* _Data extract_
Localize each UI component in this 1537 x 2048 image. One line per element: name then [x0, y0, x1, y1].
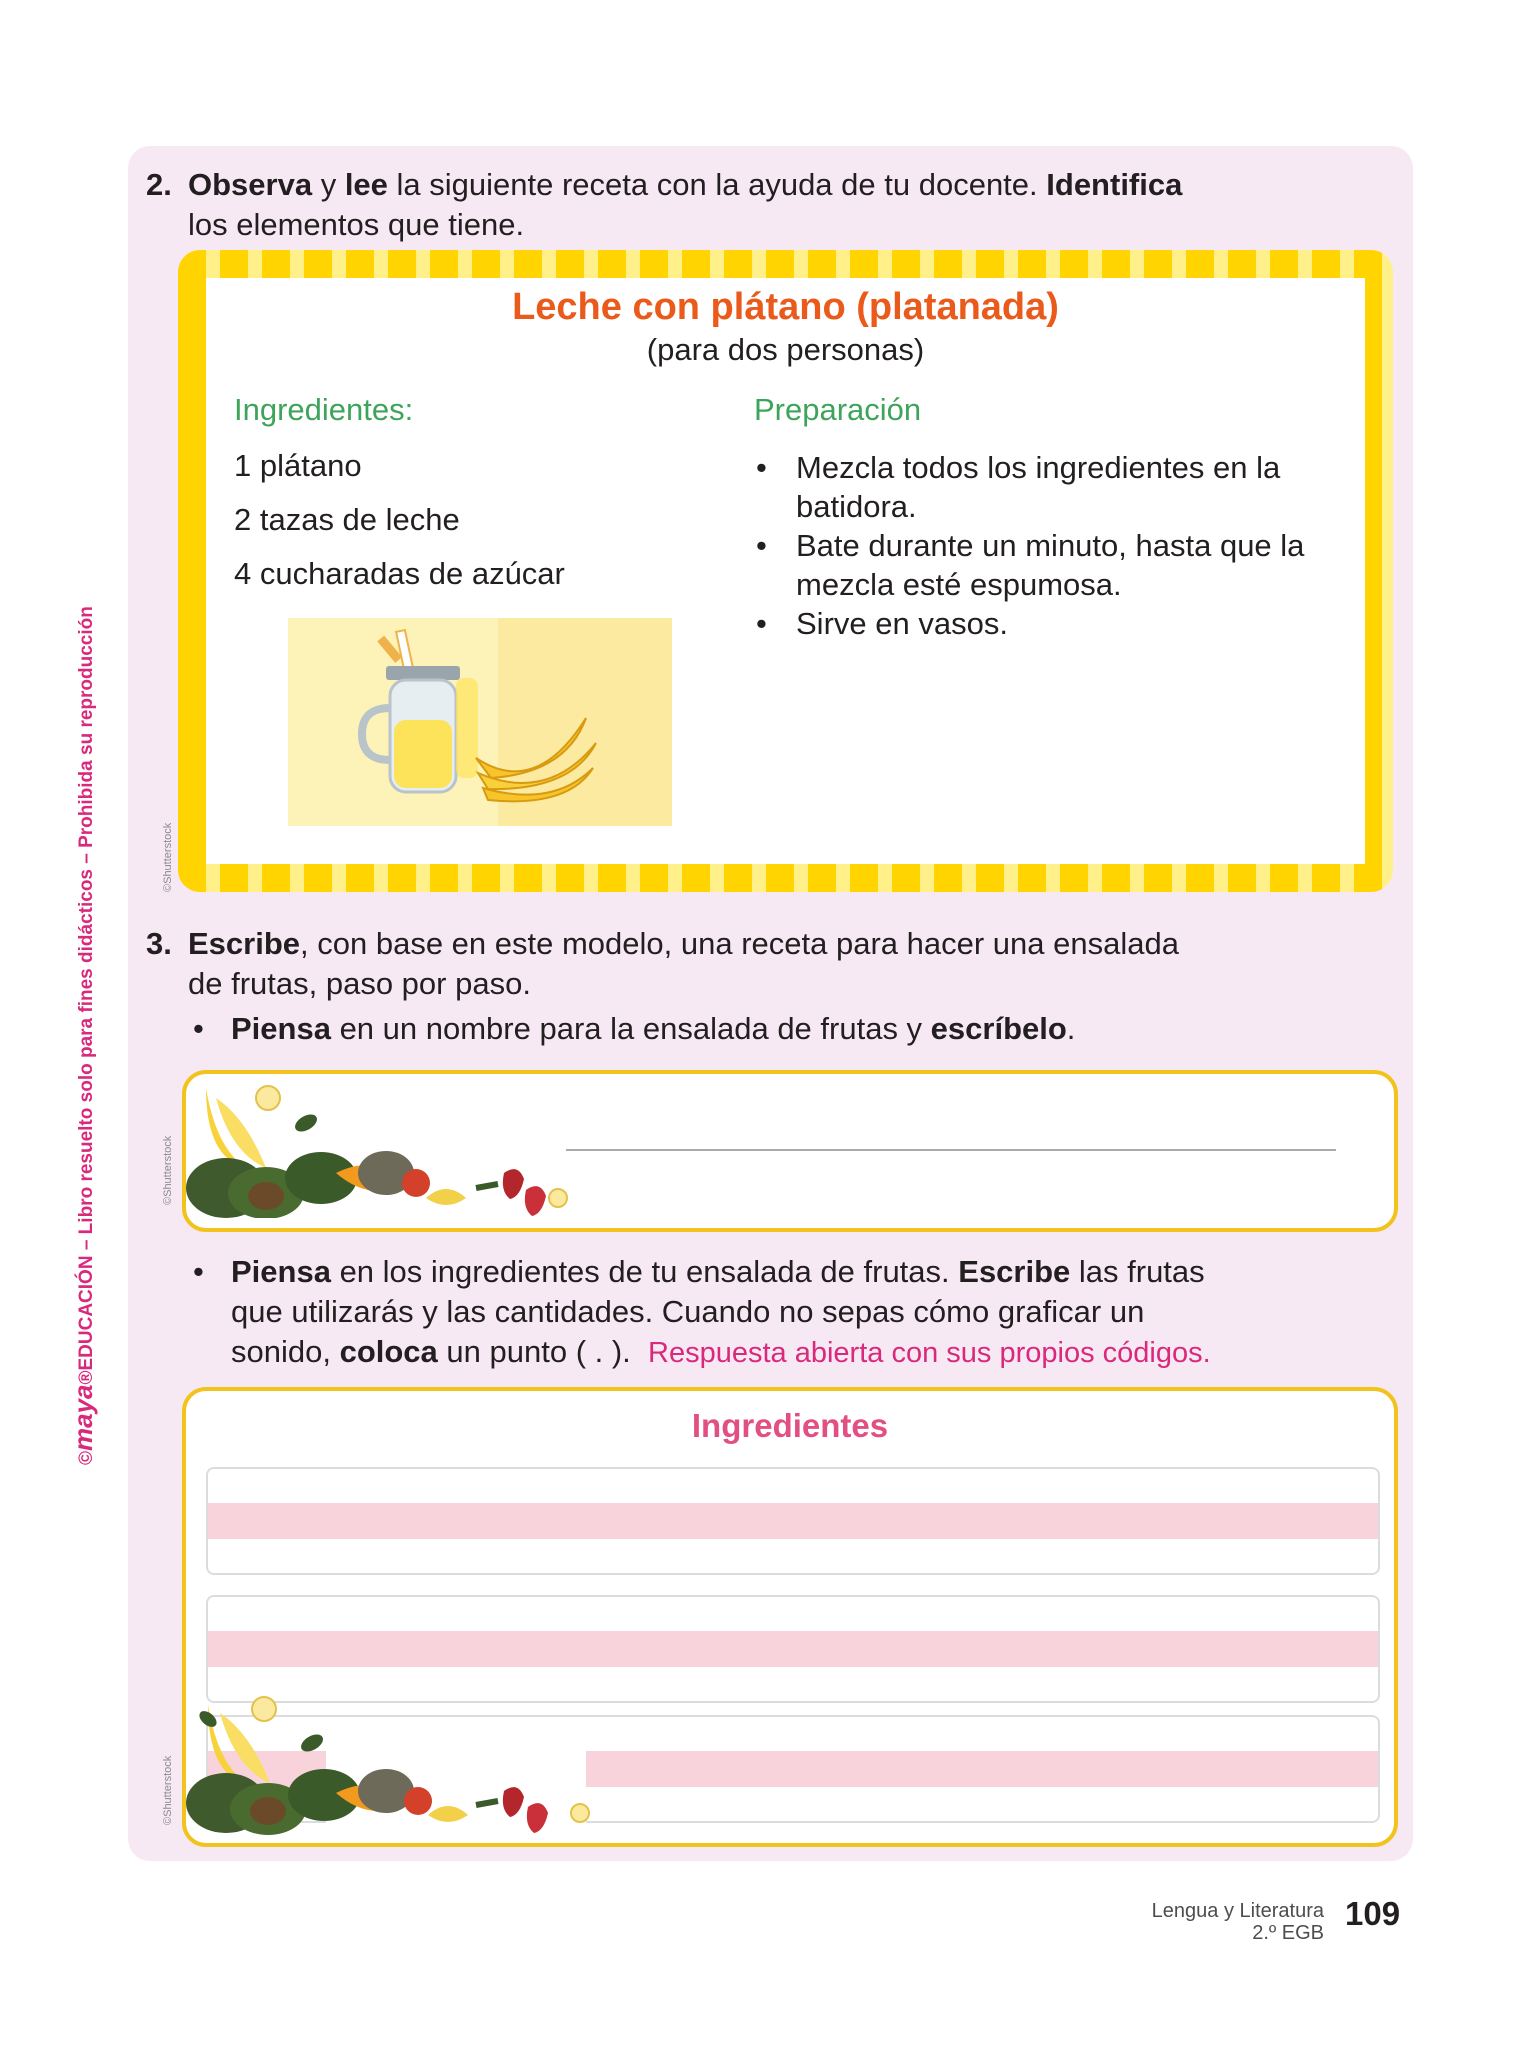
ingredients-box-title: Ingredientes	[691, 1407, 889, 1444]
milkshake-jar-icon	[288, 618, 672, 826]
recipe-card-body	[206, 278, 1365, 864]
ingredients-heading: Ingredientes:	[234, 392, 414, 427]
preparation-step: • Mezcla todos los ingredientes en la batidora.	[754, 448, 1374, 526]
photo-credit: ©Shutterstock	[162, 1135, 174, 1205]
keyword-piensa: Piensa	[231, 1011, 331, 1046]
brand-logo-text: maya	[68, 1384, 98, 1451]
bullet2-text-3: que utilizarás y las cantidades. Cuando no sepas cómo graficar un	[231, 1294, 1145, 1329]
keyword-lee: lee	[344, 167, 388, 202]
writing-band	[208, 1503, 1378, 1539]
preparation-step: • Sirve en vasos.	[754, 604, 1374, 643]
footer-grade: 2.º EGB	[1252, 1922, 1324, 1944]
q2-text-1: y	[312, 167, 345, 202]
instruction-bullet-ingredients	[193, 1252, 1371, 1373]
q3-text-1: , con base en este modelo, una receta para hacer una ensalada	[300, 926, 1179, 961]
bullet1-text-1: en un nombre para la ensalada de frutas y	[330, 1011, 931, 1046]
footer-subject	[1152, 1900, 1324, 1944]
bullet-dot: •	[193, 1011, 204, 1046]
bullet2-text-5: un punto ( . ).	[437, 1334, 631, 1369]
preparation-list	[754, 448, 1374, 643]
q2-text-3: los elementos que tiene.	[188, 207, 525, 242]
copyright-side-text	[68, 525, 102, 1465]
photo-credit: ©Shutterstock	[162, 1755, 174, 1825]
question-3	[146, 924, 1368, 1004]
ingredients-answer-box	[182, 1387, 1398, 1847]
preparation-heading: Preparación	[754, 392, 922, 427]
keyword-escribe: Escribe	[958, 1254, 1071, 1289]
copyright-notice: ®EDUCACIÓN – Libro resuelto solo para fines didácticos – Prohibida su reproducción	[76, 606, 97, 1385]
page-number: 109	[1345, 1895, 1401, 1932]
keyword-coloca: coloca	[339, 1334, 438, 1369]
fruit-salad-illustration-icon	[186, 1683, 606, 1835]
banana-milkshake-illustration	[288, 618, 672, 826]
keyword-observa: Observa	[188, 167, 313, 202]
question-2	[146, 165, 1368, 245]
bullet2-text-2: las frutas	[1070, 1254, 1205, 1289]
keyword-escribe: Escribe	[188, 926, 301, 961]
bullet2-text-4: sonido,	[231, 1334, 340, 1369]
salad-name-answer-box[interactable]	[182, 1070, 1398, 1232]
fruit-salad-illustration-icon	[186, 1078, 576, 1218]
bullet1-text-2: .	[1066, 1011, 1076, 1046]
writing-line[interactable]	[206, 1467, 1380, 1575]
ingredient-item: 4 cucharadas de azúcar	[234, 556, 565, 591]
ingredient-item: 2 tazas de leche	[234, 502, 460, 537]
question-number: 3.	[146, 926, 172, 961]
recipe-title: Leche con plátano (platanada)	[512, 286, 1059, 328]
q3-text-2: de frutas, paso por paso.	[188, 966, 531, 1001]
bullet-dot: •	[193, 1254, 204, 1289]
copyright-symbol: ©	[76, 1451, 97, 1465]
teacher-answer-note: Respuesta abierta con sus propios códigos.	[648, 1337, 1211, 1369]
q2-text-2: la siguiente receta con la ayuda de tu docente.	[387, 167, 1047, 202]
keyword-piensa: Piensa	[231, 1254, 331, 1289]
footer-subject-name: Lengua y Literatura	[1151, 1900, 1324, 1922]
preparation-step: • Bate durante un minuto, hasta que la mezcla esté espumosa.	[754, 526, 1374, 604]
bullet2-text-1: en los ingredientes de tu ensalada de frutas.	[330, 1254, 959, 1289]
recipe-subtitle: (para dos personas)	[646, 332, 925, 367]
keyword-escribelo: escríbelo	[930, 1011, 1067, 1046]
question-number: 2.	[146, 167, 172, 202]
recipe-card	[178, 250, 1393, 892]
ingredient-item: 1 plátano	[234, 448, 362, 483]
keyword-identifica: Identifica	[1046, 167, 1183, 202]
photo-credit: ©Shutterstock	[162, 822, 174, 892]
writing-band	[208, 1631, 1378, 1667]
instruction-bullet-name	[193, 1009, 1076, 1049]
answer-writing-line[interactable]	[566, 1149, 1336, 1151]
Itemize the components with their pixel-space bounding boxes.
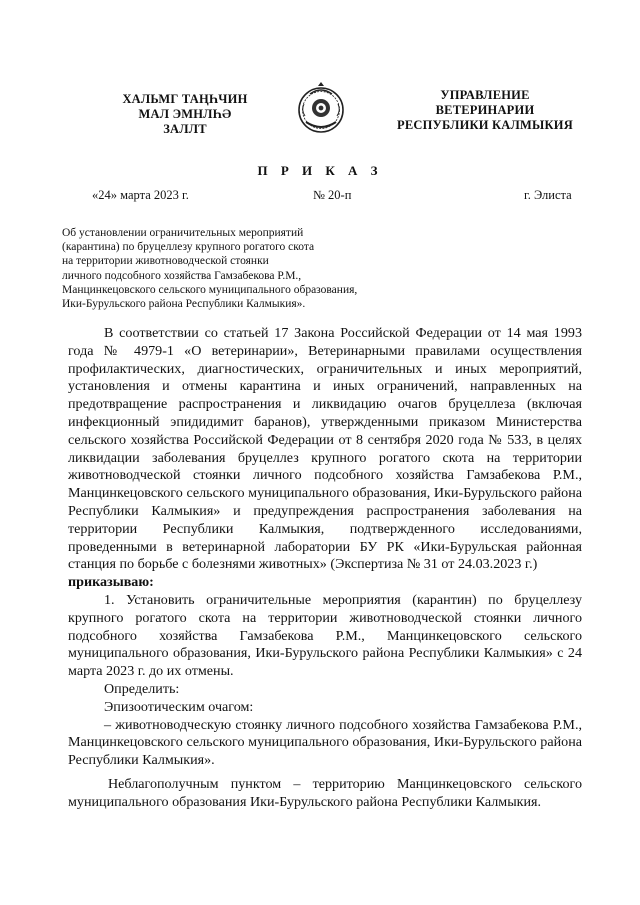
header-right-russian bbox=[380, 88, 590, 133]
header-left-line-3: ЗАЛЛТ bbox=[163, 122, 207, 136]
order-subject bbox=[62, 226, 442, 311]
item-1-paragraph: 1. Установить ограничительные мероприятия (карантин) по бруцеллезу крупного рогатого скота на территории животноводческой стоянки личного подсобного хозяйства Гамзабекова Р.М., Манцинкецовского сельского муниципального образования, Ики-Бурульского района Республики Калмыкия» с 24 марта 2023 г. до их отмены. bbox=[68, 591, 582, 680]
unfavorable-paragraph: Неблагополучным пунктом – территорию Манцинкецовского сельского муниципального образования Ики-Бурульского района Республики Калмыкия. bbox=[68, 775, 582, 810]
order-city: г. Элиста bbox=[524, 188, 572, 202]
kalmykia-coat-of-arms-icon bbox=[296, 82, 346, 138]
subject-line: Ики-Бурульского района Республики Калмыкия». bbox=[62, 298, 306, 311]
header-left-kalmyk bbox=[95, 92, 275, 137]
define-label: Определить: bbox=[104, 680, 180, 697]
subject-line: на территории животноводческой стоянки bbox=[62, 255, 269, 268]
focus-label: Эпизоотическим очагом: bbox=[104, 698, 254, 715]
subject-line: личного подсобного хозяйства Гамзабекова Р.М., bbox=[62, 269, 302, 282]
header-left-line-1: ХАЛЬМГ ТАҢҺЧИН bbox=[122, 92, 248, 106]
order-number: № 20-п bbox=[313, 188, 352, 202]
header-right-line-1: УПРАВЛЕНИЕ bbox=[440, 88, 530, 102]
preamble-paragraph: В соответствии со статьей 17 Закона Российской Федерации от 14 мая 1993 года № 4979-1 «О ветеринарии», Ветеринарными правилами осуществления профилактических, диагностических, ограничительных и иных мероприятий, установления и отмены карантина и иных ограничений, направленных на предотвращение распространения и ликвидацию очагов бруцеллеза (включая инфекционный эпидидимит баранов), утвержденными приказом Министерства сельского хозяйства Российской Федерации от 8 сентября 2020 года № 533, в целях ликвидации заболевания бруцеллез крупного рогатого скота на территории животноводческой стоянки личного подсобного хозяйства Гамзабекова Р.М., Манцинкецовского сельского муниципального образования, Ики-Бурульского района Республики Калмыкия» и предупреждения распространения заболевания на территории Республики Калмыкия, подтвержденного исследованиями, проведенными в ветеринарной лаборатории БУ РК «Ики-Бурульская районная станция по борьбе с болезнями животных» (Экспертиза № 31 от 24.03.2023 г.) bbox=[68, 325, 582, 573]
focus-text: – животноводческую стоянку личного подсобного хозяйства Гамзабекова Р.М., Манцинкецовского сельского муниципального образования, Ики-Бурульского района Республики Калмыкия». bbox=[68, 716, 582, 769]
header-left-line-2: МАЛ ЭМНЛҺӘ bbox=[138, 107, 232, 121]
order-word: приказываю: bbox=[68, 574, 154, 591]
subject-line: Манцинкецовского сельского муниципального образования, bbox=[62, 283, 358, 296]
order-title: П Р И К А З bbox=[257, 163, 383, 178]
order-body bbox=[68, 325, 582, 812]
header-right-line-3: РЕСПУБЛИКИ КАЛМЫКИЯ bbox=[397, 118, 573, 132]
subject-line: Об установлении ограничительных мероприятий bbox=[62, 227, 304, 239]
header-right-line-2: ВЕТЕРИНАРИИ bbox=[435, 103, 535, 117]
subject-line: (карантина) по бруцеллезу крупного рогатого скота bbox=[62, 241, 315, 254]
order-date: «24» марта 2023 г. bbox=[92, 188, 189, 202]
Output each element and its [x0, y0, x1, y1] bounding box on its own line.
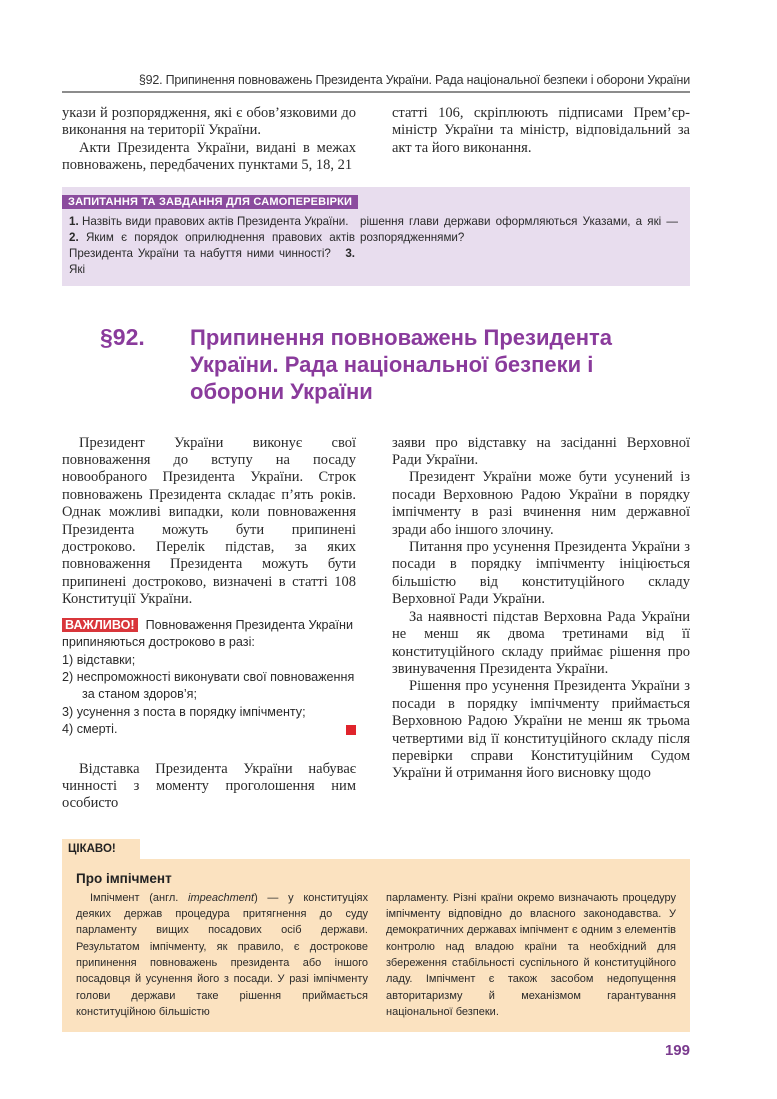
list-item-text: 4) смерті. — [62, 722, 118, 737]
question-number: 3. — [345, 246, 355, 260]
section-heading — [62, 324, 690, 405]
section-title: Припинення повноважень Президента України. Рада національної безпеки і оборони України — [190, 324, 612, 404]
question-text: Які — [69, 262, 86, 276]
question-text: Яким є порядок оприлюднення правових актів Президента України та набуття ними чинності? — [69, 230, 355, 260]
main-left-column — [62, 435, 356, 813]
top-text-right — [392, 105, 690, 157]
page-number: 199 — [664, 1042, 690, 1060]
paragraph: укази й розпорядження, які є обов’язковими до виконання на території України. — [62, 105, 356, 139]
questions-right: рішення глави держави оформляються Указами, а які — розпорядженнями? — [360, 214, 678, 244]
main-text — [62, 435, 690, 813]
main-left-continuation — [62, 761, 356, 813]
questions-left — [69, 214, 355, 278]
interesting-title: Про імпічмент — [76, 870, 172, 886]
paragraph: Питання про усунення Президента України з посади в порядку імпічменту ініціюється більшістю від конституційного складу Верховної Ради України. — [392, 539, 690, 608]
header-divider — [62, 91, 690, 93]
section-number: §92. — [100, 323, 145, 350]
interesting-left — [76, 890, 368, 1020]
question-number: 2. — [69, 230, 79, 244]
question-number: 1. — [69, 214, 79, 228]
interesting-label: ЦІКАВО! — [62, 839, 140, 859]
paragraph: Рішення про усунення Президента України з посади в порядку імпічменту приймається Верховною Радою України не менш як трьома четвертими від її конституційного складу після перевірки справи Конституційним Судом України й отримання його висновку щодо — [392, 678, 690, 782]
important-intro: Повноваження Президента України припиняються достроково в разі: — [62, 617, 353, 650]
text: ) — у конституціях деяких держав процедура притягнення до суду парламенту вищих посадових осіб держави. Результатом імпічменту, як правило, є дострокове припинення повноважень президента або іншого посадовця й усунення його з посади. У разі імпічменту голови держави таке рішення приймається конституційною більшістю — [76, 891, 368, 1018]
important-list — [62, 652, 356, 739]
paragraph: заяви про відставку на засіданні Верховної Ради України. — [392, 434, 690, 469]
questions-label: ЗАПИТАННЯ ТА ЗАВДАННЯ ДЛЯ САМОПЕРЕВІРКИ — [62, 195, 358, 209]
paragraph: статті 106, скріплюють підписами Прем’єр-міністр України та міністр, відповідальний за акт та його виконання. — [392, 105, 690, 156]
top-text-left — [62, 105, 356, 175]
self-check-questions-box — [62, 187, 690, 286]
paragraph: Акти Президента України, видані в межах повноважень, передбачених пунктами 5, 18, 21 — [62, 139, 356, 174]
paragraph: За наявності підстав Верховна Рада України не менш як двома третинами від її конституційного складу приймає рішення про звинувачення Президента України. — [392, 608, 690, 677]
list-item: 1) відставки; — [62, 652, 136, 667]
list-item: 3) усунення з поста в порядку імпічменту; — [62, 704, 306, 719]
text: Імпічмент (англ. — [90, 891, 189, 904]
paragraph: Президент України може бути усунений із посади Верховною Радою України в порядку імпічменту в разі вчинення ним державної зради або іншого злочину. — [392, 469, 690, 538]
top-text — [62, 105, 690, 175]
important-block — [62, 617, 356, 739]
list-item: 2) неспроможності виконувати свої повноваження за станом здоров’я; — [62, 669, 355, 702]
list-item — [62, 721, 356, 738]
interesting-right: парламенту. Різні країни окремо визначають процедуру імпічменту відповідно до власного законодавства. У демократичних державах імпічмент є одним з елементів контролю над владою країни та необхідний для збереження стабільності суспільного й конституційного ладу. Імпічмент є також засобом недопущення авторитаризму й механізмом гарантування національної безпеки. — [386, 891, 676, 1018]
term: impeachment — [188, 891, 255, 904]
paragraph: Відставка Президента України набуває чинності з моменту проголошення ним особисто — [62, 760, 356, 812]
important-badge: ВАЖЛИВО! — [62, 618, 138, 632]
interesting-box — [62, 859, 690, 1032]
paragraph: Президент України виконує свої повноваження до вступу на посаду новообраного Президента України. Строк повноважень Президента складає п’ять років. Однак можливі випадки, коли повноваження Президента можуть бути припинені достроково. Перелік підстав, за яких повноваження Президента можуть бути припинені достроково, визначені в статті 108 Конституції України. — [62, 434, 356, 608]
question-text: Назвіть види правових актів Президента України. — [82, 214, 349, 228]
running-header: §92. Припинення повноважень Президента України. Рада національної безпеки і оборони України — [138, 73, 690, 87]
end-marker-square — [346, 725, 356, 735]
main-right-column — [392, 435, 690, 783]
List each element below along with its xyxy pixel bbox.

* _Short exercise_
Begin at the entry line that contains "list-item-text: 4) смерті." and stop after the one that contains "question-text: Яким є", including both. Rewrite those lines as a JSON list of strings, one string per line, leaving out blank lines.

* _Answer below_
[
  "list-item-text: 4) смерті. — [62, 722, 118, 737]",
  "question-number: 3. — [345, 246, 355, 260]",
  "section-heading — [62, 324, 690, 405]",
  "section-title: Припинення повноважень Президента України. Рада національної безпеки і оборони України — [190, 324, 612, 404]",
  "question-text: Які — [69, 262, 86, 276]",
  "question-text: Яким є порядок оприлюднення правових актів Президента України та набуття ними чинності? — [69, 230, 355, 260]"
]